──────── Gezeigter Text

Am Schlusse dieser flüchtigen Skizze stehe hier noch eine Schilderung, die Eckhof gab, der Vater der deutschen Schauspielkunst, welcher den traurigen Zustand der damaligen dramatischen Kunst in Deutschland noch aus eigener Anschauung und Erfahrung kannte, aber auch den Beginn einer bessern Zeit erlebte: „Herumreisende Gauklertruppen, die durch ganz Deutschland von einem Jahrmarkte zum andern laufen, belustigen den Pöbel durch niederträchtige Possen. Der Hauptfehler des deutschen Theaters war der Mangel an guten Stücken; die, welche man aufführte, waren gleich lächerlich vor dem Plane als nach der Darstellung. Eine Komödie, welche man überall am häufigsten spielte, hieß „Adam und Eva, oder der Fall der ersten Menschen“. Sie ist noch nicht völlig verbannt, und ich erinnere mich, daß ich sie in Straßburg habe aufführen sehen. Da sah man denn eine dicke Eva, deren Körper mit schlechter fleischfarbener Leinwand bedeckt war und der man einen kleinen Gürtel von Feigenblättern auf die Haut geleimt hatte. Der gute Adam erschien ebenso lächerlich gekleidet, Gott Vater aber in einem alten Schlafrocke, mit mächtiger Perrücke und einem langen weißen Barte. Die Teufel stellten die Lustigmacher vor. Ein anderer Fehler der alten deutschen Stücke und zwar der meisten ist, daß sie nicht durchgängig niedergeschrieben sind. Die Komödianten besitzen vielmehr gemeiniglich nur den Entwurf davon und spielen Alles aus dem Stegreife. Hanswurst vor allen findet da ein Feld, seinen Einfällen freien Lauf zu lassen. Im Uebrigen war Alles widerwärtig: eine schlechte breterne Bude diente zum Komödienhause; die Verzierungen darin waren jämmerlich; die Acteurs, die in Lumpen gehüllt waren und confiscirte alte Perrücken aufhatten, sahen aus wie in Helden verkleidete Miethkutscher; mit einem Worte, die Komödie war ein Vergnügen nur für den Pöbel. Mitten in dieser Barbarei,“ setzt Eckhof hinzu, „wagte eine liebenswürdige Frau den Vorsatz zu fassen, das deutsche Theater zu reinigen und ihm eine vernünftige Form zu geben.“ Von Sachsen sollte die Reformation auch der Bühne ausgehen, und zwar merkwürdiger Weise durch einen Pedanten und eine Frau – durch Gottsched und die Neuberin. Der Erste entsetzte sich über die liederliche Zügellosigkeit, die in den Stücken herrschte und die er zu beseitigen strebte, während die Zweite Geschmack und Decenz wiederherzustellen sich bemühte. In Leipzig stand die Wiege der neuen deutschen Schauspielkunst.

────────────────

▶ Aufgabe 1
Kopiere den gezeigten Text vollständig und ohne jede Änderung.

──────── Gegebene Daten

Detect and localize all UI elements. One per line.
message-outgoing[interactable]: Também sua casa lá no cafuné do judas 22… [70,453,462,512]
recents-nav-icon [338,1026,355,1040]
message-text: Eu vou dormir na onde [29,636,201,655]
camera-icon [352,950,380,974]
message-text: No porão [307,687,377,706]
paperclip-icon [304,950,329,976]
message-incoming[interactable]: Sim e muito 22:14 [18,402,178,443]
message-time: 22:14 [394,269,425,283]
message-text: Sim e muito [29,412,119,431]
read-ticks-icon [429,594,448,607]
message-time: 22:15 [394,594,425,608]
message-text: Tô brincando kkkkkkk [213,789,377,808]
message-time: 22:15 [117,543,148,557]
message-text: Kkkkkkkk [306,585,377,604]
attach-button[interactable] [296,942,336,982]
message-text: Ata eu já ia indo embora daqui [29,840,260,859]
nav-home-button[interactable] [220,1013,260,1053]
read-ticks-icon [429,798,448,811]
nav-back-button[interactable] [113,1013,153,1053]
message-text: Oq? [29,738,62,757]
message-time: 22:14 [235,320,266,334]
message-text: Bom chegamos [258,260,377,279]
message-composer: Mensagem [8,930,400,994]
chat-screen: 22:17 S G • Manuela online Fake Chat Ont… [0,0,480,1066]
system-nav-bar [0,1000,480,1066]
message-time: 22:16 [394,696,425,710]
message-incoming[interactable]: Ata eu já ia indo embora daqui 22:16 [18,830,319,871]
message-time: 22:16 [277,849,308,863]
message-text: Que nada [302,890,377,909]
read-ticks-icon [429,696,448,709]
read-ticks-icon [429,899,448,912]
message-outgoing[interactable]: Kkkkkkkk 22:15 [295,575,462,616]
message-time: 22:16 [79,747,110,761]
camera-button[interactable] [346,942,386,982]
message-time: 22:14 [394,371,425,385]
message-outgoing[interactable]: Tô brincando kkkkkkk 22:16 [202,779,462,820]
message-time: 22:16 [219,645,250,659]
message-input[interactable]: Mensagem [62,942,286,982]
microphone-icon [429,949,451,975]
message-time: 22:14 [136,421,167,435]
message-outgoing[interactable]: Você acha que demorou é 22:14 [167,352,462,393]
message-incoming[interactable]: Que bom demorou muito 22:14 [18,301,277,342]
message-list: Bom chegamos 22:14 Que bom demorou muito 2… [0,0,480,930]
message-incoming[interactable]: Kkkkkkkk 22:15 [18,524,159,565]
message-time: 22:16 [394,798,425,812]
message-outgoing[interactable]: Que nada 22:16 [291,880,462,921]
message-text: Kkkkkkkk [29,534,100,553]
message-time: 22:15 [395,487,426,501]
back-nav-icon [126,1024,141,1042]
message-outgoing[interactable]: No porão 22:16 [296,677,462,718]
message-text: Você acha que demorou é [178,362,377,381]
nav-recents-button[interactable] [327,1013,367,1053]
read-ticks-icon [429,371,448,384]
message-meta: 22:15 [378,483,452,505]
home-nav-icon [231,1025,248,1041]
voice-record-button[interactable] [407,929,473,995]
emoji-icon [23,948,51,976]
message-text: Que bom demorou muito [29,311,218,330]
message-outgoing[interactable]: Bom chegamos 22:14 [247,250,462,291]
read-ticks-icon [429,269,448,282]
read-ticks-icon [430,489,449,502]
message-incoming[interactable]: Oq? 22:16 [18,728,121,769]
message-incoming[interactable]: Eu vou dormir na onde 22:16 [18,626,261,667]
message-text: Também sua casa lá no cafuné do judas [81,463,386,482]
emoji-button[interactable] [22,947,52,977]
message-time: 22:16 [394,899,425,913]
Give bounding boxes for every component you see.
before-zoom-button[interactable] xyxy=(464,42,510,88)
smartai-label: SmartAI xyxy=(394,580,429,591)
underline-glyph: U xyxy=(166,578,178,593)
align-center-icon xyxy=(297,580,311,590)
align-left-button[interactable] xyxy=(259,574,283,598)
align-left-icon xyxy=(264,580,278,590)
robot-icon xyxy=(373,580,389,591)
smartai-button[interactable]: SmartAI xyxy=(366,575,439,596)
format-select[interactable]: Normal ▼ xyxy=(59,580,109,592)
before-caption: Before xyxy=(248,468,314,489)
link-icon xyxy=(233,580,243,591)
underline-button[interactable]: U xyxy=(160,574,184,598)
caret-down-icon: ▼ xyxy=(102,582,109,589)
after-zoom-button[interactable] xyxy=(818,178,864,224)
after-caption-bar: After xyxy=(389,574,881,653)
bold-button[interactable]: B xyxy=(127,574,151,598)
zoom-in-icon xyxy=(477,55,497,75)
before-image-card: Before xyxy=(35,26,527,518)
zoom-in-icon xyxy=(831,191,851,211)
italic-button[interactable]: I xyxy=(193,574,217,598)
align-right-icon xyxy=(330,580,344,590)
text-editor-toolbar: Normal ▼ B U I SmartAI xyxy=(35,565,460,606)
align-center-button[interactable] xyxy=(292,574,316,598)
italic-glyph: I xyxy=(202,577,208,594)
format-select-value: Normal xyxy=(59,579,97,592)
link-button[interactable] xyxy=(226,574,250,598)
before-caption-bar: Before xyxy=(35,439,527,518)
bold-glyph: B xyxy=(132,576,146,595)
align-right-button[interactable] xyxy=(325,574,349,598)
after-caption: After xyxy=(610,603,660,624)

────────────────

▶ Aufgabe 2
Schreib aus den Zeilen der Daten genau ab, was von der ersten Zeile bis einschließlich der Zeile mit „message-time: 22:16 [394,696,425,710]“ steht.

▶ Erwartete Antwort 1
Am Schlusse dieser flüchtigen Skizze stehe hier noch eine Schilderung, die Eckhof gab, der Vater der deutschen Schauspielkunst, welcher den traurigen Zustand der damaligen dramatischen Kunst in Deutschland noch aus eigener Anschauung und Erfahrung kannte, aber auch den Beginn einer bessern Zeit erlebte: „Herumreisende Gauklertruppen, die durch ganz Deutschland von einem Jahrmarkte zum andern laufen, belustigen den Pöbel durch niederträchtige Possen. Der Hauptfehler des deutschen Theaters war der Mangel an guten Stücken; die, welche man aufführte, waren gleich lächerlich vor dem Plane als nach der Darstellung. Eine Komödie, welche man überall am häufigsten spielte, hieß „Adam und Eva, oder der Fall der ersten Menschen“. Sie ist noch nicht völlig verbannt, und ich erinnere mich, daß ich sie in Straßburg habe aufführen sehen. Da sah man denn eine dicke Eva, deren Körper mit schlechter fleischfarbener Leinwand bedeckt war und der man einen kleinen Gürtel von Feigenblättern auf die Haut geleimt hatte. Der gute Adam erschien ebenso lächerlich gekleidet, Gott Vater aber in einem alten Schlafrocke, mit mächtiger Perrücke und einem langen weißen Barte. Die Teufel stellten die Lustigmacher vor. Ein anderer Fehler der alten deutschen Stücke und zwar der meisten ist, daß sie nicht durchgängig niedergeschrieben sind. Die Komödianten besitzen vielmehr gemeiniglich nur den Entwurf davon und spielen Alles aus dem Stegreife. Hanswurst vor allen findet da ein Feld, seinen Einfällen freien Lauf zu lassen. Im Uebrigen war Alles widerwärtig: eine schlechte breterne Bude diente zum Komödienhause; die Verzierungen darin waren jämmerlich; die Acteurs, die in Lumpen gehüllt waren und confiscirte alte Perrücken aufhatten, sahen aus wie in Helden verkleidete Miethkutscher; mit einem Worte, die Komödie war ein Vergnügen nur für den Pöbel. Mitten in dieser Barbarei,“ setzt Eckhof hinzu, „wagte eine liebenswürdige Frau den Vorsatz zu fassen, das deutsche Theater zu reinigen und ihm eine vernünftige Form zu geben.“ Von Sachsen sollte die Reformation auch der Bühne ausgehen, und zwar merkwürdiger Weise durch einen Pedanten und eine Frau – durch Gottsched und die Neuberin. Der Erste entsetzte sich über die liederliche Zügellosigkeit, die in den Stücken herrschte und die er zu beseitigen strebte, während die Zweite Geschmack und Decenz wiederherzustellen sich bemühte. In Leipzig stand die Wiege der neuen deutschen Schauspielkunst.

▶ Erwartete Antwort 2
Detect and localize all UI elements. One per line.
message-outgoing[interactable]: Também sua casa lá no cafuné do judas 22… [70,453,462,512]
recents-nav-icon [338,1026,355,1040]
message-text: Eu vou dormir na onde [29,636,201,655]
camera-icon [352,950,380,974]
message-text: No porão [307,687,377,706]
paperclip-icon [304,950,329,976]
message-incoming[interactable]: Sim e muito 22:14 [18,402,178,443]
message-time: 22:14 [394,269,425,283]
message-text: Sim e muito [29,412,119,431]
read-ticks-icon [429,594,448,607]
message-time: 22:15 [394,594,425,608]
message-text: Tô brincando kkkkkkk [213,789,377,808]
message-time: 22:15 [117,543,148,557]
message-text: Kkkkkkkk [306,585,377,604]
attach-button[interactable] [296,942,336,982]
message-text: Ata eu já ia indo embora daqui [29,840,260,859]
nav-home-button[interactable] [220,1013,260,1053]
read-ticks-icon [429,798,448,811]
nav-back-button[interactable] [113,1013,153,1053]
message-text: Oq? [29,738,62,757]
message-time: 22:14 [235,320,266,334]
message-text: Bom chegamos [258,260,377,279]
message-composer: Mensagem [8,930,400,994]
chat-screen: 22:17 S G • Manuela online Fake Chat Ont… [0,0,480,1066]
system-nav-bar [0,1000,480,1066]
message-time: 22:16 [394,696,425,710]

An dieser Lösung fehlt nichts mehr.